*Job*
Using the records below, please work out how many lines contain "horizontal"; answer with the number alone.

*Provided records*
>>>

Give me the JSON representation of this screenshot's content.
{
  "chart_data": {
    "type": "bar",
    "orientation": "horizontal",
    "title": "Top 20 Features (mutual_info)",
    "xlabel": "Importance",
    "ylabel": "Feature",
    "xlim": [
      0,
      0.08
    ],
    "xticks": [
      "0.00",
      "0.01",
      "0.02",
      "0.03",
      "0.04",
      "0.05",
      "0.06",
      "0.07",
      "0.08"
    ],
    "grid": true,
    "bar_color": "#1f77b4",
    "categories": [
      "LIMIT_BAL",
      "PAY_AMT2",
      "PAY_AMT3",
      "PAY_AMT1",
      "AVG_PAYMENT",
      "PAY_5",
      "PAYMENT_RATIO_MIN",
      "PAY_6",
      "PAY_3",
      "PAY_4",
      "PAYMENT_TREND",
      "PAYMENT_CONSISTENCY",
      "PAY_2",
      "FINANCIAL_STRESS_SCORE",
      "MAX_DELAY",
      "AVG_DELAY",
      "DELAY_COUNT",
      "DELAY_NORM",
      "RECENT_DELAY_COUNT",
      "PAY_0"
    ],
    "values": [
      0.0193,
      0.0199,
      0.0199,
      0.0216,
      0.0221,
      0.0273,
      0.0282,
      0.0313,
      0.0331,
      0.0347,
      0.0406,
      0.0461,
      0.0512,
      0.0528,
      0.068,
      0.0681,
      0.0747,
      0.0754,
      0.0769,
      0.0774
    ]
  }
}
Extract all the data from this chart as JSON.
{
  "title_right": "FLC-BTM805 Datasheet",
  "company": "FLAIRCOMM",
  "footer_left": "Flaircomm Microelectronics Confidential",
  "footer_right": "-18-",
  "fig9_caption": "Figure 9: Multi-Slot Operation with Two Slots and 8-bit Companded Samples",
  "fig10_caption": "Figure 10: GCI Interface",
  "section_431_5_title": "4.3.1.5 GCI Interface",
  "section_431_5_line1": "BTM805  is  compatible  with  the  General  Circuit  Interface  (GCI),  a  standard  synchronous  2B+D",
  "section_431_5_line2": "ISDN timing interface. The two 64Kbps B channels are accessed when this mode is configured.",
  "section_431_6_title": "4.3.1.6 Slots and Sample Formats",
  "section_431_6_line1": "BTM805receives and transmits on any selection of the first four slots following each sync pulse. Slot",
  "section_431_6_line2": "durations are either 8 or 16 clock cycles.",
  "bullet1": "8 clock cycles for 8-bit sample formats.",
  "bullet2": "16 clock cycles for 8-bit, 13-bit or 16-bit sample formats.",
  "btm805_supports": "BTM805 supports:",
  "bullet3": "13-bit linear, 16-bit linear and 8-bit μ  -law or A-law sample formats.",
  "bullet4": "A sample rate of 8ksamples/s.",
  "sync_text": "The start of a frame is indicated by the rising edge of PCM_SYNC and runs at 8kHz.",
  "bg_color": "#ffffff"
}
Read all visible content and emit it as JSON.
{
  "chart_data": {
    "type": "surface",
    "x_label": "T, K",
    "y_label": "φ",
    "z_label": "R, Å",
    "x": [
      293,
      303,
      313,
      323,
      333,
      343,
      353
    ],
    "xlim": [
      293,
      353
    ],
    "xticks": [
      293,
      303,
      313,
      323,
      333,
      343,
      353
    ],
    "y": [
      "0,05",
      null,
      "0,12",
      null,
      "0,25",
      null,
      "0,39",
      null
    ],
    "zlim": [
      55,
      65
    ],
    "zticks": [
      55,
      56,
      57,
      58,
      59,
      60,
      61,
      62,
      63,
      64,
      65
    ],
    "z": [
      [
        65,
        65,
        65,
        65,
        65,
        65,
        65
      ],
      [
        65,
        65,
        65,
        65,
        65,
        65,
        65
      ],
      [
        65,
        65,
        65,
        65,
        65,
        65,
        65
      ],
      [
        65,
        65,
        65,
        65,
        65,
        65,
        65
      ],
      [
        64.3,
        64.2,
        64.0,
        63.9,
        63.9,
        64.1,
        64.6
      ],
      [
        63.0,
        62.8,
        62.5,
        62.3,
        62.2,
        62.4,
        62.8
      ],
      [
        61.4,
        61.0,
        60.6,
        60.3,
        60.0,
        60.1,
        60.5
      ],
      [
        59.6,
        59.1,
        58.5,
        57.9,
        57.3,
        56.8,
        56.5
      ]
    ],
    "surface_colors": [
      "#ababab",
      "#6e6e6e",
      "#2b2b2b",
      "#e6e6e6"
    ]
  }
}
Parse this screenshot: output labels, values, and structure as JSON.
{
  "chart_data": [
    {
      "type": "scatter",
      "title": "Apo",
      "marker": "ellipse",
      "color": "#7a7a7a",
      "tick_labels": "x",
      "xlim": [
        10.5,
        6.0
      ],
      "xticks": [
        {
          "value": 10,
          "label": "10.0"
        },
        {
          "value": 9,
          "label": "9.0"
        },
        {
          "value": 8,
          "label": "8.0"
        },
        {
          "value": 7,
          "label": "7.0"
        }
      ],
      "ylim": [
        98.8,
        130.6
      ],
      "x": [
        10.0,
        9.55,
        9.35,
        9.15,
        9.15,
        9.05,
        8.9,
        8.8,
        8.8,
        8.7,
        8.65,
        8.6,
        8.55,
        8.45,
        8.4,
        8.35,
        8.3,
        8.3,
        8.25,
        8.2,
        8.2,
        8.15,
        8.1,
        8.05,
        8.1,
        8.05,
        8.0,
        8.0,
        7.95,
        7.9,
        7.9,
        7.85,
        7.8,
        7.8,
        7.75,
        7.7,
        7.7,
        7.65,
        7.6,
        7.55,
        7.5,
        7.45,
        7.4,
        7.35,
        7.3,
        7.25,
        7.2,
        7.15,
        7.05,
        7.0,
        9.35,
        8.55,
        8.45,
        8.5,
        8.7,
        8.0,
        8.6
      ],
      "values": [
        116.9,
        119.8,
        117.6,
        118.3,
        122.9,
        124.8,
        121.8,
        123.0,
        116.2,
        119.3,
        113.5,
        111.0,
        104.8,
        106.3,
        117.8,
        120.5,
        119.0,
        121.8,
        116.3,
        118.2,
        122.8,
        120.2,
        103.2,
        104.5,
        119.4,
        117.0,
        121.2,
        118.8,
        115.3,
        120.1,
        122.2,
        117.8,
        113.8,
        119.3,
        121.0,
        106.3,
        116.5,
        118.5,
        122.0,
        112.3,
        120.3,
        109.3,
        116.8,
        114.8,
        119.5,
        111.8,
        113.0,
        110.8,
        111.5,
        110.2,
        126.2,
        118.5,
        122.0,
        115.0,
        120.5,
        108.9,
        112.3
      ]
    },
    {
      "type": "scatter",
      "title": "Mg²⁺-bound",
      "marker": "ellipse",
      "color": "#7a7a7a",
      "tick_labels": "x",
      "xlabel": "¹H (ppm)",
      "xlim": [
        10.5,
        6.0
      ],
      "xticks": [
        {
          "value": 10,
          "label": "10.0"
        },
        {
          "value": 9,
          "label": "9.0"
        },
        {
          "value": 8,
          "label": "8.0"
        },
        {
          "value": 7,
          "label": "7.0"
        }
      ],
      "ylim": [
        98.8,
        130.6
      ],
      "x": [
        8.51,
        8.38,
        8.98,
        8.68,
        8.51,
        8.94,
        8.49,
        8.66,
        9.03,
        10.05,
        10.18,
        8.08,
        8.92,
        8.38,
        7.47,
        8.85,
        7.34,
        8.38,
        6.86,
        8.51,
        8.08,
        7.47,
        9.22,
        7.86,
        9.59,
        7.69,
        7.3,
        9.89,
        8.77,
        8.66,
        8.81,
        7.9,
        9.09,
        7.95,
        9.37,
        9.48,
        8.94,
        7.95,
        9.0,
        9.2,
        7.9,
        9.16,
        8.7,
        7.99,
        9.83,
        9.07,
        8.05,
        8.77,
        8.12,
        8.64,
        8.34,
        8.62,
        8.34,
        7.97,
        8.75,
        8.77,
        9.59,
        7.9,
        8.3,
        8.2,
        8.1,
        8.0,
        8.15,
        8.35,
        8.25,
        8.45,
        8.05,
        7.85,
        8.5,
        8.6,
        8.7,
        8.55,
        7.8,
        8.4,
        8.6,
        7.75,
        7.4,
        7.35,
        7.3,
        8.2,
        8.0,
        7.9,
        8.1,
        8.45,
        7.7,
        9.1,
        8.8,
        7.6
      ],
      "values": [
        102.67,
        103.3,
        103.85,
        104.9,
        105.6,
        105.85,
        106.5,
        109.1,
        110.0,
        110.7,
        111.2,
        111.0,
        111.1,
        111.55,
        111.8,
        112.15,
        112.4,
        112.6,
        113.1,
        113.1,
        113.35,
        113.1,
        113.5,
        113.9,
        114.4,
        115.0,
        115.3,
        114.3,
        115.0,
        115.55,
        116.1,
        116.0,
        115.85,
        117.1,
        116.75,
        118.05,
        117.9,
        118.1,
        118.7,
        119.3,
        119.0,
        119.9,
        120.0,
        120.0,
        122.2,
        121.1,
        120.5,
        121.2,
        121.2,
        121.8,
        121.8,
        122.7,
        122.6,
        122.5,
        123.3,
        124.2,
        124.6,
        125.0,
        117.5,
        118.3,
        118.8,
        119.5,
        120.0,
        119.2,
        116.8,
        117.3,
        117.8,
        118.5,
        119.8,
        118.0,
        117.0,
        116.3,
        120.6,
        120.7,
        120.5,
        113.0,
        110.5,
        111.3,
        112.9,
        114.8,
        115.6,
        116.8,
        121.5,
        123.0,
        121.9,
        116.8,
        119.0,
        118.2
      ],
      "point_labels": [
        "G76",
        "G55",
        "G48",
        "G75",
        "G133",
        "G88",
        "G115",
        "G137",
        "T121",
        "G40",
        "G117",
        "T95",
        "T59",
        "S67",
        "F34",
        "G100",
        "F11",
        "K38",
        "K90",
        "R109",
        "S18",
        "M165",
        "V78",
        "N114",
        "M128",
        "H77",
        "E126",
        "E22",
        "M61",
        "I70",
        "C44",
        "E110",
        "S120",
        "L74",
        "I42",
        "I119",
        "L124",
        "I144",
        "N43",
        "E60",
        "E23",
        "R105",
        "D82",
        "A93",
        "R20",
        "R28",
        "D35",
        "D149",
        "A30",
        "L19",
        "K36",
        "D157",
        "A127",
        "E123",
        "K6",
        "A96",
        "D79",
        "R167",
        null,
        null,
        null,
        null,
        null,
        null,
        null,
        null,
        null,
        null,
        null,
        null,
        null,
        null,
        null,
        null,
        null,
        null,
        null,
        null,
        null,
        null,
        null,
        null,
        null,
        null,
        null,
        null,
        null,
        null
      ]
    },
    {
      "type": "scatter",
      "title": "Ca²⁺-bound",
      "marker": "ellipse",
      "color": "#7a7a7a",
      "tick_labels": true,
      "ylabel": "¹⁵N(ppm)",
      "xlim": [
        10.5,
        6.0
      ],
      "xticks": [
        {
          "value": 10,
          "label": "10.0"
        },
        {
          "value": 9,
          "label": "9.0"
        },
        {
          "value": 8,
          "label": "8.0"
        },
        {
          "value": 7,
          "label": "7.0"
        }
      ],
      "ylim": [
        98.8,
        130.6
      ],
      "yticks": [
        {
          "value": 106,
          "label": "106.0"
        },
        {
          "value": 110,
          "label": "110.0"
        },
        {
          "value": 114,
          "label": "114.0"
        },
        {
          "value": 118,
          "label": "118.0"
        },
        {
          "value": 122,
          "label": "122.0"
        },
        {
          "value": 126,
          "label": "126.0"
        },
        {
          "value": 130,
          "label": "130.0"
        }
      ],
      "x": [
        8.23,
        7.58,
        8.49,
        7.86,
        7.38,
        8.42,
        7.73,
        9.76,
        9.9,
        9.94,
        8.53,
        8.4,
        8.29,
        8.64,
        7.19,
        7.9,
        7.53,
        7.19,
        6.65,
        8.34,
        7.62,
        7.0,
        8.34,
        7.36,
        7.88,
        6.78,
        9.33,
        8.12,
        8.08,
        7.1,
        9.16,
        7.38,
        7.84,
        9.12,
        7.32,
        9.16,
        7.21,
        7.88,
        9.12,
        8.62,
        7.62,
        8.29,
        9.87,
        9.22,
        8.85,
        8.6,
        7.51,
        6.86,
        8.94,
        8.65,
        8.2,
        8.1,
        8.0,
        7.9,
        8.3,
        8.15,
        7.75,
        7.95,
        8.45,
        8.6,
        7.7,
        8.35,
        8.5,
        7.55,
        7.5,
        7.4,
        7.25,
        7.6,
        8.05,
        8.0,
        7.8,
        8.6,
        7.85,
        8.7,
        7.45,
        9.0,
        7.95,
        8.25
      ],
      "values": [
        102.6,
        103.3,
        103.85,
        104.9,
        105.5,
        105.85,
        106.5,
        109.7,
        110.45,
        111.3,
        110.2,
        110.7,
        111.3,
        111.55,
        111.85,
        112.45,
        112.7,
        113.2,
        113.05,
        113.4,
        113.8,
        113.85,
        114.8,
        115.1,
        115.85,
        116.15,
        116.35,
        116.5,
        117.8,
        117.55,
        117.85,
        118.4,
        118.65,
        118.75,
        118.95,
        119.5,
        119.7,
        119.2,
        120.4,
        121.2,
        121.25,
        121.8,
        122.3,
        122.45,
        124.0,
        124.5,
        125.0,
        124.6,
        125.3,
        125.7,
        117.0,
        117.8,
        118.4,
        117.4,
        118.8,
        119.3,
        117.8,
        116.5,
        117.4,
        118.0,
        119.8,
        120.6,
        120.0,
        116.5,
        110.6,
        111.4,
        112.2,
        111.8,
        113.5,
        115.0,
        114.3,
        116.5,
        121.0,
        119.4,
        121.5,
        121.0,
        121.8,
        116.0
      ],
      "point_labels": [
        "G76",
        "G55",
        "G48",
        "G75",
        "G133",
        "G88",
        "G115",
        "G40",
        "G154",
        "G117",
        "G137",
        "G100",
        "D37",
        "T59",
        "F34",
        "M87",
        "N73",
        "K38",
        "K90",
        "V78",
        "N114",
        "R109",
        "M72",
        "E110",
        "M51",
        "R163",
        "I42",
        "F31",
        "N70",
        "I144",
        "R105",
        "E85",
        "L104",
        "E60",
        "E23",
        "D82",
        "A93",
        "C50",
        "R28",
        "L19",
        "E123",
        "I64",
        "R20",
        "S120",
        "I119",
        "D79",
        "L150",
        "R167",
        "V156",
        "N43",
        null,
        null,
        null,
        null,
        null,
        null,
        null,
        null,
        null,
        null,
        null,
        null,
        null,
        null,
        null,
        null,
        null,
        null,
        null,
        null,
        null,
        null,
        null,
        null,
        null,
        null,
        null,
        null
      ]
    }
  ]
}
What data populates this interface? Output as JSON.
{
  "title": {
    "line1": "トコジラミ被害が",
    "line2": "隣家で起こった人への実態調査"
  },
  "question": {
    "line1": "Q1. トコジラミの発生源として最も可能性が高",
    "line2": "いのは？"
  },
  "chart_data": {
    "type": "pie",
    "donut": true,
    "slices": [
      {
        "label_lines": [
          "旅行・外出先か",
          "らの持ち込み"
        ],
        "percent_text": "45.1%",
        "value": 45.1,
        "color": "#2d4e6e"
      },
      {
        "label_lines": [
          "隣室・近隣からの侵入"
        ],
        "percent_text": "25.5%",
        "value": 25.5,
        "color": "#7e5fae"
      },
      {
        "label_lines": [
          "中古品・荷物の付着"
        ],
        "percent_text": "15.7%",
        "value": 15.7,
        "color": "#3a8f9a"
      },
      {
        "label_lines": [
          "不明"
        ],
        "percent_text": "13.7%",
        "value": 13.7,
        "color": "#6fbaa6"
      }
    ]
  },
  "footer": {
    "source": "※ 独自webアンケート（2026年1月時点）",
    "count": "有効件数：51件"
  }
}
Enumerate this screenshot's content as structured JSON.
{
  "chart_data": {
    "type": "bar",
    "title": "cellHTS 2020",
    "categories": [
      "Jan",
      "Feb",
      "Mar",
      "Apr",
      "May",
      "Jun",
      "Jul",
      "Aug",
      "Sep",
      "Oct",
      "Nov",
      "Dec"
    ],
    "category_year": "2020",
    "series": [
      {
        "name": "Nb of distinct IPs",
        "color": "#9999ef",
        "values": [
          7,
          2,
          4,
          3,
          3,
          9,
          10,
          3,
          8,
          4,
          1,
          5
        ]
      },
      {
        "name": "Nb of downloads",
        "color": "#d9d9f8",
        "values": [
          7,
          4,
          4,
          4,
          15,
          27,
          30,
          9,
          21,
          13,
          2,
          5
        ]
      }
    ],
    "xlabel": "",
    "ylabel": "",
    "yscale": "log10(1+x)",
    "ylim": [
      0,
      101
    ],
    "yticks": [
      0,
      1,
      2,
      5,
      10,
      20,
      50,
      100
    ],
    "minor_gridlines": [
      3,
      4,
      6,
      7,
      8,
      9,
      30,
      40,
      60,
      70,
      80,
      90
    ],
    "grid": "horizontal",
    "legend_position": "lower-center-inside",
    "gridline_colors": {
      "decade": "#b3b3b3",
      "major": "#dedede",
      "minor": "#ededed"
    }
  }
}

<<<

*The solution*
2